### Source excerpt
....
Reputation: 886
On my java web-service I've implemented WebServiceProvider and trying to get the original request that client has done. The problem is that I'm getting unreadable characters like <Applicant_Place_Born>Москва</Applicant_Place_Born>
inside soap message body's xml tags instead of normal cyrillic letters. So I am seeking ways how to fix this. Probably I could use <Source>
generic type instead of <SOAPMessage>
, but I don't know how to turn it to bytes.
Q1: Is it possible to get client's request as original array of bytes (raw binary data) so that I could decode it manually?
Q2: Is there direct way to fix wrong characters by specifying decoding character set for SOAP message?
My current code is given below:
@WebServiceProvider(
portName="SoaprequestImplPort",
serviceName="services/soaprequest",
targetNamespace="http://tempuri.org/soaprequest",
wsdlLocation="/wsdl/SoaprequestImpl.wsdl"
)
@BindingType(value="http://schemas.xmlsoap.org/wsdl/soap/http")
@ServiceMode(value=javax.xml.ws.Service.Mode.MESSAGE)
public class SoaprequestImpl implements Provider<SOAPMessage> {
private static final String hResponse = "<soapenv:Envelope xmlns:soapenv=\\";
public SOAPMessage invoke(SOAPMessage req) {
getSOAPMessage(req);
SOAPMessage res = null;
try {
res = makeSOAPMessage(hResponse);
} catch (Exception e) {
System.out.println("Exception: occurred " + e);
}
return res;
}
private String getSOAPMessage(SOAPMessage msg) {
ByteArrayOutputStream baos = null;
try {
baos = new ByteArrayOutputStream();
msg.writeTo(baos);
OutputStream outputStream = new FileOutputStream ("/opt/data/tomcat/end.txt");
baos.writeTo(outputStream);
} catch(Exception e) {
e.printStackTrace();
}
return s;
}
private SOAPMessage makeSOAPMessage(String msg) {
try {
MessageFactory factory = MessageFactory.newInstance();
SOAPMessage message = factory.createMessage();
message.getSOAPPart().setContent((Source)new StreamSource(new StringReader(msg)));
message.saveChanges();
return message;
} catch (Exception e) {
return null;
}
}
}
Upvotes: 0
Views: 86
Reputation: 33223
What you have shown is just the UTF-8 encoded representation of "Москва". Your SOAP data is most likely to be in an XML file that has <?xml version='1.0' encoding='UTF-8' ?>
at the top which shows that the content is encoded using UTF-8. To turn such data back into Unicode you need to decode it. You also have some HTML escapes in there so you must unescape that first. I used Tcl to test this:
# The original string reported
set s "Москва"
....
### Data in this exercise
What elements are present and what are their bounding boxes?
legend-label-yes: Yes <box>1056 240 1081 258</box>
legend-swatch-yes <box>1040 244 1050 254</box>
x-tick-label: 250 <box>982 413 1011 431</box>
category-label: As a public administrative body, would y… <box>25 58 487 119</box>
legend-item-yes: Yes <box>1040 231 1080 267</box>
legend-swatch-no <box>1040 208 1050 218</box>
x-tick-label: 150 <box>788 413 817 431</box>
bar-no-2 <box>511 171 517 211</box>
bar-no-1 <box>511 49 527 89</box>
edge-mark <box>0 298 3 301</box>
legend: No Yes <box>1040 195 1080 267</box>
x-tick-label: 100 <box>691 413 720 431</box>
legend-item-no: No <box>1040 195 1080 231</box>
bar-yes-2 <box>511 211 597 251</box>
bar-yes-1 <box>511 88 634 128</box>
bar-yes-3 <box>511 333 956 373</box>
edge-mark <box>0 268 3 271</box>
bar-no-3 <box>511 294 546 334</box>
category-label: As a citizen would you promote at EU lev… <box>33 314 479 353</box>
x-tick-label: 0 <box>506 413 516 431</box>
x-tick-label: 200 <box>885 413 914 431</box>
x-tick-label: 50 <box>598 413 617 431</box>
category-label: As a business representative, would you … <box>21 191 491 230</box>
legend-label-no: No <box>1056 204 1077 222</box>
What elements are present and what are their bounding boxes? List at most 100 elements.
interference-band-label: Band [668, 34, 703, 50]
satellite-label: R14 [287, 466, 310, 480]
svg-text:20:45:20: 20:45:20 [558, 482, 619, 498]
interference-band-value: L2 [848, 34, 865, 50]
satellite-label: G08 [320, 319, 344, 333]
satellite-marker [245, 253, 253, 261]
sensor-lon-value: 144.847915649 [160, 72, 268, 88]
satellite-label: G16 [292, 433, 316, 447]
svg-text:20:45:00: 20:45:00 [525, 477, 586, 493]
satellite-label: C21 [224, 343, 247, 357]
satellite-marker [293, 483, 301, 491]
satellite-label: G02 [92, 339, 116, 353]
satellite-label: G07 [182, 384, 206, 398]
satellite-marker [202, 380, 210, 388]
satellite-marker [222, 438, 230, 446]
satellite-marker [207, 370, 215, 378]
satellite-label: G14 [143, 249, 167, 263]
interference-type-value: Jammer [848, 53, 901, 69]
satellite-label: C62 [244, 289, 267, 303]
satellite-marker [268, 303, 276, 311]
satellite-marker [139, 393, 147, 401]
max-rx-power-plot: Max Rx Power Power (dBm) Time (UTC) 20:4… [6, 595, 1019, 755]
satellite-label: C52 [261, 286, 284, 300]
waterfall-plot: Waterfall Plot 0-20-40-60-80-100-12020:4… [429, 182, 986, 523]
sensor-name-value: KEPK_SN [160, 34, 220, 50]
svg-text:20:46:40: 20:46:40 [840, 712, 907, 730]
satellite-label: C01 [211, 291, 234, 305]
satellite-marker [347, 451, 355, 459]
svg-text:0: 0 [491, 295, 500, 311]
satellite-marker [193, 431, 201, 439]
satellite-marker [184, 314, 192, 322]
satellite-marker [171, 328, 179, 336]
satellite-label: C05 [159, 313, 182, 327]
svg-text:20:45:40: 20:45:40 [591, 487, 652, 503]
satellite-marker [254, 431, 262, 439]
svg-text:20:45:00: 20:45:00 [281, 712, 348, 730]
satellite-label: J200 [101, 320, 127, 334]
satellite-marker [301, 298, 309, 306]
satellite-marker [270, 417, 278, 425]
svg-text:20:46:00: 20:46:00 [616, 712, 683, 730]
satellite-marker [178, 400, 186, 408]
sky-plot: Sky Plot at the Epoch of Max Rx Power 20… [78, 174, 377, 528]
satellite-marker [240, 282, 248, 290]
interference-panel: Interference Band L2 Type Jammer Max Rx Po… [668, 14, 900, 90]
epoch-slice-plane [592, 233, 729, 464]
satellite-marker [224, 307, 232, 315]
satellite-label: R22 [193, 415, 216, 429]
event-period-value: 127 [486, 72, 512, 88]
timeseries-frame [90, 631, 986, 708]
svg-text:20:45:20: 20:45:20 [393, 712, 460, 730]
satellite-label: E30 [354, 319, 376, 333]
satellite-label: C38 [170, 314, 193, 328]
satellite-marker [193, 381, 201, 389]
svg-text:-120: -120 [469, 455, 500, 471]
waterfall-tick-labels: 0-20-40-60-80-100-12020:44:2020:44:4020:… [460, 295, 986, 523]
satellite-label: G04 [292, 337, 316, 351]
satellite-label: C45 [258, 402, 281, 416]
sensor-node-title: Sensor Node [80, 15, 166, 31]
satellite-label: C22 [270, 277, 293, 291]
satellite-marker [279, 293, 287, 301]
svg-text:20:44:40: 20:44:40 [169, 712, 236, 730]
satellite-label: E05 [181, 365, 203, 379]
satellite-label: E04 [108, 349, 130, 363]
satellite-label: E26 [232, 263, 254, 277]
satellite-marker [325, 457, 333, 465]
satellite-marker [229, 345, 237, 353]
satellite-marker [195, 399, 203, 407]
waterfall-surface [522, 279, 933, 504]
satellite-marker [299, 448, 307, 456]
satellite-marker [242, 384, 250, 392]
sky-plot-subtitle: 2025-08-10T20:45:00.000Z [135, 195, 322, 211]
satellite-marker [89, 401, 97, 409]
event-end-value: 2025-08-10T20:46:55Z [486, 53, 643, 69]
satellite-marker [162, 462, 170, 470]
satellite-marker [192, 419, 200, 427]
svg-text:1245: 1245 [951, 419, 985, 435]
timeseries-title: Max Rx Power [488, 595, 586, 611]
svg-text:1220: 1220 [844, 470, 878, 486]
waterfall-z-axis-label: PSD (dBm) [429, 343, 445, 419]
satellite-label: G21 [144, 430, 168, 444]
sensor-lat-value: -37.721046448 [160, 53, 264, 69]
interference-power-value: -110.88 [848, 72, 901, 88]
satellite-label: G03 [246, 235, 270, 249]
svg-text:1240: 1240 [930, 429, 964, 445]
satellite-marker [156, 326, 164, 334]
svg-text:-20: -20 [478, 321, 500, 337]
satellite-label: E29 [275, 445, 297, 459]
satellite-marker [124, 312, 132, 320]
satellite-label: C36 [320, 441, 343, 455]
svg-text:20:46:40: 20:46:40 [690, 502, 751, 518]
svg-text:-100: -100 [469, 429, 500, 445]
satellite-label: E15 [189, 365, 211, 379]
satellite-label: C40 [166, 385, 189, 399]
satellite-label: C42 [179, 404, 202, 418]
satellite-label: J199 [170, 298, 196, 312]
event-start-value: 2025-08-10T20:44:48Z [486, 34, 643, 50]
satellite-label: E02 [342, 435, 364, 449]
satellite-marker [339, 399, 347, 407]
....
### What you will do
1/ Can you retype the passage of the forum thread starting with "Reputation: 886" and going on through "it to bytes."?
2/ Can you echo the records from their first line through the line with "x-tick-label: 250 <box>982 413 1011 431</box>", both included, and nothing beyond that?
The forum thread and the records were drawn from separate sources.

### Problem solutions
1/
Reputation: 886
On my java web-service I've implemented WebServiceProvider and trying to get the original request that client has done. The problem is that I'm getting unreadable characters like <Applicant_Place_Born>Москва</Applicant_Place_Born>
inside soap message body's xml tags instead of normal cyrillic letters. So I am seeking ways how to fix this. Probably I could use <Source>
generic type instead of <SOAPMessage>
, but I don't know how to turn it to bytes.

2/
What elements are present and what are their bounding boxes?
legend-label-yes: Yes <box>1056 240 1081 258</box>
legend-swatch-yes <box>1040 244 1050 254</box>
x-tick-label: 250 <box>982 413 1011 431</box>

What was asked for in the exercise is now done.